## AIM
Each entry below must be repeated word for word.
○ ○ ○
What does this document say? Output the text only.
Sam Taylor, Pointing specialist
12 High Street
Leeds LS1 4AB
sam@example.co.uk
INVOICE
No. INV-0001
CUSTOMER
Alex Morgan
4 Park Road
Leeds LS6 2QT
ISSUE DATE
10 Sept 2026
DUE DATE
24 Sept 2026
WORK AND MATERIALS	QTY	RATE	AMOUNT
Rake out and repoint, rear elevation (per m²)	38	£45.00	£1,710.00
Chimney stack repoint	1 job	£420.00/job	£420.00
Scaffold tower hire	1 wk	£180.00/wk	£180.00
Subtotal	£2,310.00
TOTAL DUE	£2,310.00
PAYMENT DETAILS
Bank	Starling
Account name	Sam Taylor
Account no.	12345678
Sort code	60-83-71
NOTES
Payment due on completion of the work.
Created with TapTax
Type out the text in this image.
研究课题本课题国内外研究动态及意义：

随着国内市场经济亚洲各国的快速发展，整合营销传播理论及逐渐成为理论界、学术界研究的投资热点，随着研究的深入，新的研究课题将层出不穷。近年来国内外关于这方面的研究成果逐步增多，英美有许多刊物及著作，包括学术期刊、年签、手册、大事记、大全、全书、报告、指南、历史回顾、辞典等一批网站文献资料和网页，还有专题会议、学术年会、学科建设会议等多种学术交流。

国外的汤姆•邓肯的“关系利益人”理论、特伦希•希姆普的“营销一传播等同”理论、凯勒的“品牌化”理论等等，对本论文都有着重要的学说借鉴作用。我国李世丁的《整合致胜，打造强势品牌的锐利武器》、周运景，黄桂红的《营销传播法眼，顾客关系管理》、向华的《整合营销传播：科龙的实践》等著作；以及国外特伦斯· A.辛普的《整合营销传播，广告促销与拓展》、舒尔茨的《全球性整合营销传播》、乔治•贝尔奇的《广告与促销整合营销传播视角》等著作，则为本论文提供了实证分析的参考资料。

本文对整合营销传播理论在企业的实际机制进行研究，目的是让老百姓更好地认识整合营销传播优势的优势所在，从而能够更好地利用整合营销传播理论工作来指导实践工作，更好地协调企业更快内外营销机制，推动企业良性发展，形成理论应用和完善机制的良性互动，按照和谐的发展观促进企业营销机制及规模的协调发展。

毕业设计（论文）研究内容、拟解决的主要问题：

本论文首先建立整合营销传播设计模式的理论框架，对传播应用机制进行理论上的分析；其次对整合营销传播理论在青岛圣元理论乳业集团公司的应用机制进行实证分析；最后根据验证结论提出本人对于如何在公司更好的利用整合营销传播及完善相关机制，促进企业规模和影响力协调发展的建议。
○ ○ ○
## RESULT BELOW
What does this document say? Output the text only.
Sam Taylor, Pointing specialist
12 High Street
Leeds LS1 4AB
sam@example.co.uk
INVOICE
No. INV-0001
CUSTOMER
Alex Morgan
4 Park Road
Leeds LS6 2QT
ISSUE DATE
10 Sept 2026
DUE DATE
24 Sept 2026
WORK AND MATERIALS	QTY	RATE	AMOUNT
Rake out and repoint, rear elevation (per m²)	38	£45.00	£1,710.00
Chimney stack repoint	1 job	£420.00/job	£420.00
Scaffold tower hire	1 wk	£180.00/wk	£180.00
Subtotal	£2,310.00
TOTAL DUE	£2,310.00
PAYMENT DETAILS
Bank	Starling
Account name	Sam Taylor
Account no.	12345678
Sort code	60-83-71
NOTES
Payment due on completion of the work.
Created with TapTax
Type out the text in this image.
研究课题本课题国内外研究动态及意义：

随着国内市场经济亚洲各国的快速发展，整合营销传播理论及逐渐成为理论界、学术界研究的投资热点，随着研究的深入，新的研究课题将层出不穷。近年来国内外关于这方面的研究成果逐步增多，英美有许多刊物及著作，包括学术期刊、年签、手册、大事记、大全、全书、报告、指南、历史回顾、辞典等一批网站文献资料和网页，还有专题会议、学术年会、学科建设会议等多种学术交流。

国外的汤姆•邓肯的“关系利益人”理论、特伦希•希姆普的“营销一传播等同”理论、凯勒的“品牌化”理论等等，对本论文都有着重要的学说借鉴作用。我国李世丁的《整合致胜，打造强势品牌的锐利武器》、周运景，黄桂红的《营销传播法眼，顾客关系管理》、向华的《整合营销传播：科龙的实践》等著作；以及国外特伦斯· A.辛普的《整合营销传播，广告促销与拓展》、舒尔茨的《全球性整合营销传播》、乔治•贝尔奇的《广告与促销整合营销传播视角》等著作，则为本论文提供了实证分析的参考资料。

本文对整合营销传播理论在企业的实际机制进行研究，目的是让老百姓更好地认识整合营销传播优势的优势所在，从而能够更好地利用整合营销传播理论工作来指导实践工作，更好地协调企业更快内外营销机制，推动企业良性发展，形成理论应用和完善机制的良性互动，按照和谐的发展观促进企业营销机制及规模的协调发展。

毕业设计（论文）研究内容、拟解决的主要问题：

本论文首先建立整合营销传播设计模式的理论框架，对传播应用机制进行理论上的分析；其次对整合营销传播理论在青岛圣元理论乳业集团公司的应用机制进行实证分析；最后根据验证结论提出本人对于如何在公司更好的利用整合营销传播及完善相关机制，促进企业规模和影响力协调发展的建议。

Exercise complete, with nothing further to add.